(Data tied to figure images)
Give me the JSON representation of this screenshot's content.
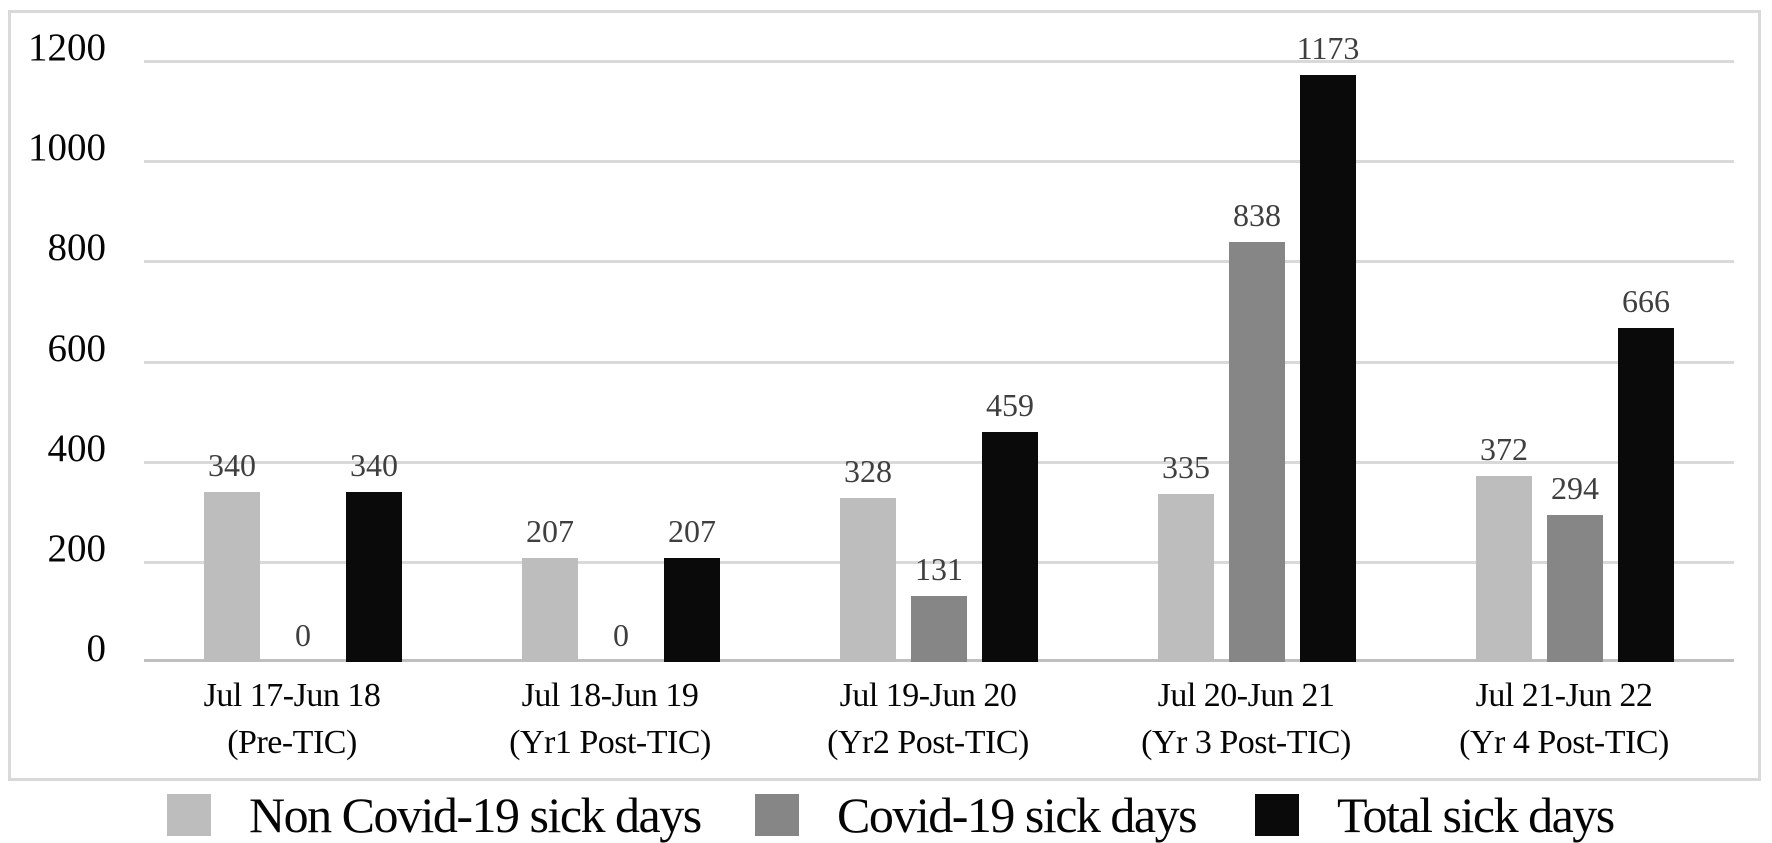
{
  "chart_data": {
    "type": "bar",
    "title": "",
    "xlabel": "",
    "ylabel": "",
    "categories": [
      "Jul 17-Jun 18",
      "Jul 18-Jun 19",
      "Jul 19-Jun 20",
      "Jul 20-Jun 21",
      "Jul 21-Jun 22"
    ],
    "category_sublabels": [
      "(Pre-TIC)",
      "(Yr1 Post-TIC)",
      "(Yr2 Post-TIC)",
      "(Yr 3 Post-TIC)",
      "(Yr 4 Post-TIC)"
    ],
    "series": [
      {
        "name": "Non Covid-19 sick days",
        "color": "#bdbdbd",
        "values": [
          340,
          207,
          328,
          335,
          372
        ]
      },
      {
        "name": "Covid-19 sick days",
        "color": "#868686",
        "values": [
          0,
          0,
          131,
          838,
          294
        ]
      },
      {
        "name": "Total sick days",
        "color": "#0a0a0a",
        "values": [
          340,
          207,
          459,
          1173,
          666
        ]
      }
    ],
    "data_labels": [
      [
        "340",
        "207",
        "328",
        "335",
        "372"
      ],
      [
        "0",
        "0",
        "131",
        "838",
        "294"
      ],
      [
        "340",
        "207",
        "459",
        "1173",
        "666"
      ]
    ],
    "y_ticks": [
      "0",
      "200",
      "400",
      "600",
      "800",
      "1000",
      "1200"
    ],
    "y_tick_values": [
      0,
      200,
      400,
      600,
      800,
      1000,
      1200
    ],
    "ylim": [
      0,
      1200
    ],
    "grid": true,
    "legend_position": "bottom"
  },
  "colors": {
    "background": "#ffffff",
    "frame_border": "#d9d9d9",
    "gridline": "#d9d9d9",
    "baseline": "#bfbfbf",
    "value_label_text": "#3f3f3f",
    "axis_text": "#050505",
    "series_light_gray": "#bdbdbd",
    "series_dark_gray": "#868686",
    "series_black": "#0a0a0a"
  }
}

WHAT YOU HAVE TO DO
Without the pictures, restate all of the entries above verbatim.

RESULT BELOW
Give me the JSON representation of this screenshot's content.
{
  "chart_data": {
    "type": "bar",
    "title": "",
    "xlabel": "",
    "ylabel": "",
    "categories": [
      "Jul 17-Jun 18",
      "Jul 18-Jun 19",
      "Jul 19-Jun 20",
      "Jul 20-Jun 21",
      "Jul 21-Jun 22"
    ],
    "category_sublabels": [
      "(Pre-TIC)",
      "(Yr1 Post-TIC)",
      "(Yr2 Post-TIC)",
      "(Yr 3 Post-TIC)",
      "(Yr 4 Post-TIC)"
    ],
    "series": [
      {
        "name": "Non Covid-19 sick days",
        "color": "#bdbdbd",
        "values": [
          340,
          207,
          328,
          335,
          372
        ]
      },
      {
        "name": "Covid-19 sick days",
        "color": "#868686",
        "values": [
          0,
          0,
          131,
          838,
          294
        ]
      },
      {
        "name": "Total sick days",
        "color": "#0a0a0a",
        "values": [
          340,
          207,
          459,
          1173,
          666
        ]
      }
    ],
    "data_labels": [
      [
        "340",
        "207",
        "328",
        "335",
        "372"
      ],
      [
        "0",
        "0",
        "131",
        "838",
        "294"
      ],
      [
        "340",
        "207",
        "459",
        "1173",
        "666"
      ]
    ],
    "y_ticks": [
      "0",
      "200",
      "400",
      "600",
      "800",
      "1000",
      "1200"
    ],
    "y_tick_values": [
      0,
      200,
      400,
      600,
      800,
      1000,
      1200
    ],
    "ylim": [
      0,
      1200
    ],
    "grid": true,
    "legend_position": "bottom"
  },
  "colors": {
    "background": "#ffffff",
    "frame_border": "#d9d9d9",
    "gridline": "#d9d9d9",
    "baseline": "#bfbfbf",
    "value_label_text": "#3f3f3f",
    "axis_text": "#050505",
    "series_light_gray": "#bdbdbd",
    "series_dark_gray": "#868686",
    "series_black": "#0a0a0a"
  }
}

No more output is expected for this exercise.